**Problem a:**
Return the lines of the listing exactly as they appear, starting with the line that contains "y-axis-ticks: 0.000 0.005" and going on through the line that contains "svg-text:ΔE(Ha): ΔE (Ha)".

**Page extract:**

§ §

Press Release: BARK Reports Fiscal Fourth Quarter and Full Year 2026 Results

Dow Jones06-10

Announces Authorization of $40 Million Share Repurchase Program to be Funded by Ongoing Free Cash Flow

NEW YORK--(BUSINESS WIRE)--June 09, 2026-- 

BARK, Inc. $(BARK)$ ("BARK" or the "Company"), a leading global omnichannel dog brand with a mission to make all dogs happy, today announced its financial results for the fiscal fourth quarter and full year ended March 31, 2026.

Fiscal Fourth Quarter 2026 Highlights

   --  Revenue was $86.6 million, down 25.0% year-over-year, reflecting a 
      deliberate $4.7 million reduction in marketing investment as the Company 
      prioritized bottom-line durability over near-term subscriber growth. 
 
   --  Direct to Consumer ("DTC") revenue was $74.0 million, a 26.0% decrease 
      year-over-year. The decrease is related to the dynamic described above. 
      Included in this revenue is $3.1 million of revenue from BARK Air. 
 
   --  Commerce revenue was $12.5 million, an 18.3% decrease year-over-year, 
      largely due to timing differences of retail shipments. Commerce revenue 
      grew as a share of total revenue, advancing the Company's diversification 
      strategy. 
 
   --  Gross profit was $54.3 million, a 26.0% decrease year-over-year. 
 
   --  Gross margin was 62.7%, as compared to 63.6% in the same period last 
      year. The year-over-year decline is largely related to increased tariffs, 
      and Commerce representing a greater share of total revenue. 
 
   --  Advertising and marketing expenses were $12.6 million as compared to 
      $17.3 million in the same period last year. 
 
   --  General and administrative ("G&A") expenses were $53.9 million, as 
      compared to $62.7 million last year. This decrease was largely driven by 
      a reduction in headcount. 
 
   --  Net loss was $(12.7) million, as compared to $(6.1) million in the same 
      period in the previous year. 
 
   --  Adjusted EBITDA was $3.2 million, as compared to $5.2 million in the 
      same period last year. 
 
   --  Net cash used in operating activities was $(1.4) million. Free cash 
      flow, defined as net cash used in operating activities less capital 
      expenditures, was $(2.1) million. 

Full Year 2026 Highlights

   --  Revenue was $394.8 million, an 18.5% decrease year-over-year, 
      reflecting a deliberate $24.5 million reduction in marketing investment 
      as the Company prioritized bottom-line durability over subscriber growth 
      volume in light of historic tariff levels and macroeconomic uncertainty. 
 
 
   --  Direct to Consumer ("DTC") revenue was $324.9 million, a 21.9% decrease 
      compared to the prior year, largely related to the item described above. 
      Included in this revenue is $12.4 million of revenue from BARK Air.

§ §

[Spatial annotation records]

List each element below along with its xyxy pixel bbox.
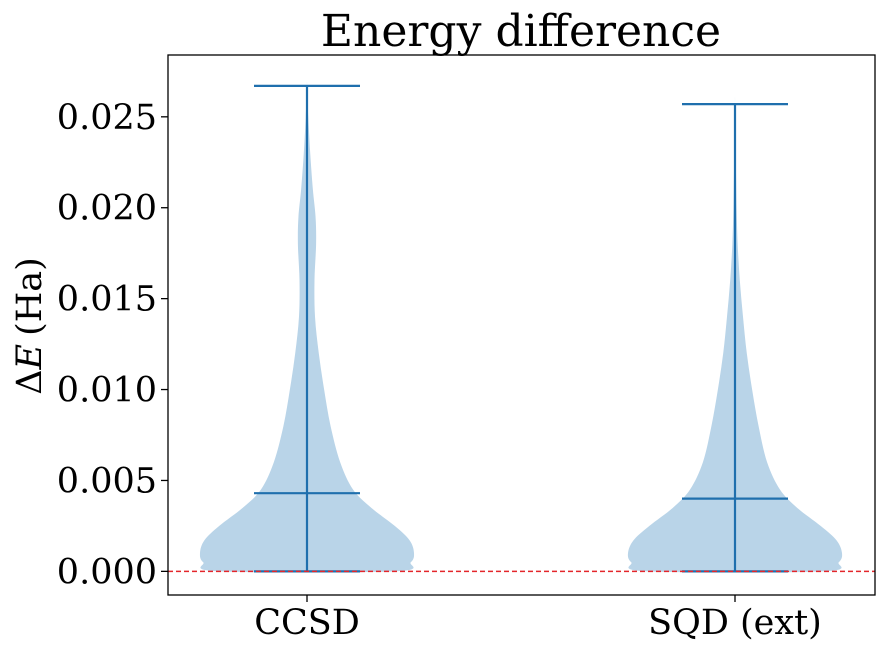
y-axis-ticks: 0.000 0.005 0.010 0.015 0.020 0.025 <box>57 98 168 592</box>
statistics-layer <box>254 84 788 573</box>
y-tick-label: 0.005 <box>57 461 157 501</box>
plot-frame <box>167 54 876 596</box>
y-axis-label-prefix: Δ <box>10 369 50 394</box>
y-axis-label-unit: (Ha) <box>10 257 50 336</box>
svg-text:ΔE(Ha): ΔE (Ha) <box>10 257 50 395</box>
y-axis-label: ΔE (Ha) <box>10 257 50 395</box>
x-axis-ticks: CCSD SQD (ext) <box>254 595 822 643</box>
y-tick-label: 0.025 <box>57 98 157 138</box>
y-tick-label: 0.015 <box>57 280 157 320</box>
y-tick-label: 0.010 <box>57 371 157 411</box>
y-tick-label: 0.020 <box>57 189 157 229</box>
x-tick-label: CCSD <box>254 603 360 643</box>
y-axis-label-variable: E <box>10 344 50 371</box>
chart-title: Energy difference <box>321 6 721 57</box>
x-tick-label: SQD (ext) <box>648 603 822 643</box>
y-tick-label: 0.000 <box>57 552 157 592</box>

§ §

**Problem b:**
Retype the passage of the BARK earnings release starting with "Dow Jones06-10" and going on through "March 31, 2026.".

**Expected answer a:**
y-axis-ticks: 0.000 0.005 0.010 0.015 0.020 0.025 <box>57 98 168 592</box>
statistics-layer <box>254 84 788 573</box>
y-tick-label: 0.005 <box>57 461 157 501</box>
plot-frame <box>167 54 876 596</box>
y-axis-label-prefix: Δ <box>10 369 50 394</box>
y-axis-label-unit: (Ha) <box>10 257 50 336</box>
svg-text:ΔE(Ha): ΔE (Ha) <box>10 257 50 395</box>

**Expected answer b:**
Dow Jones06-10

Announces Authorization of $40 Million Share Repurchase Program to be Funded by Ongoing Free Cash Flow

NEW YORK--(BUSINESS WIRE)--June 09, 2026-- 

BARK, Inc. $(BARK)$ ("BARK" or the "Company"), a leading global omnichannel dog brand with a mission to make all dogs happy, today announced its financial results for the fiscal fourth quarter and full year ended March 31, 2026.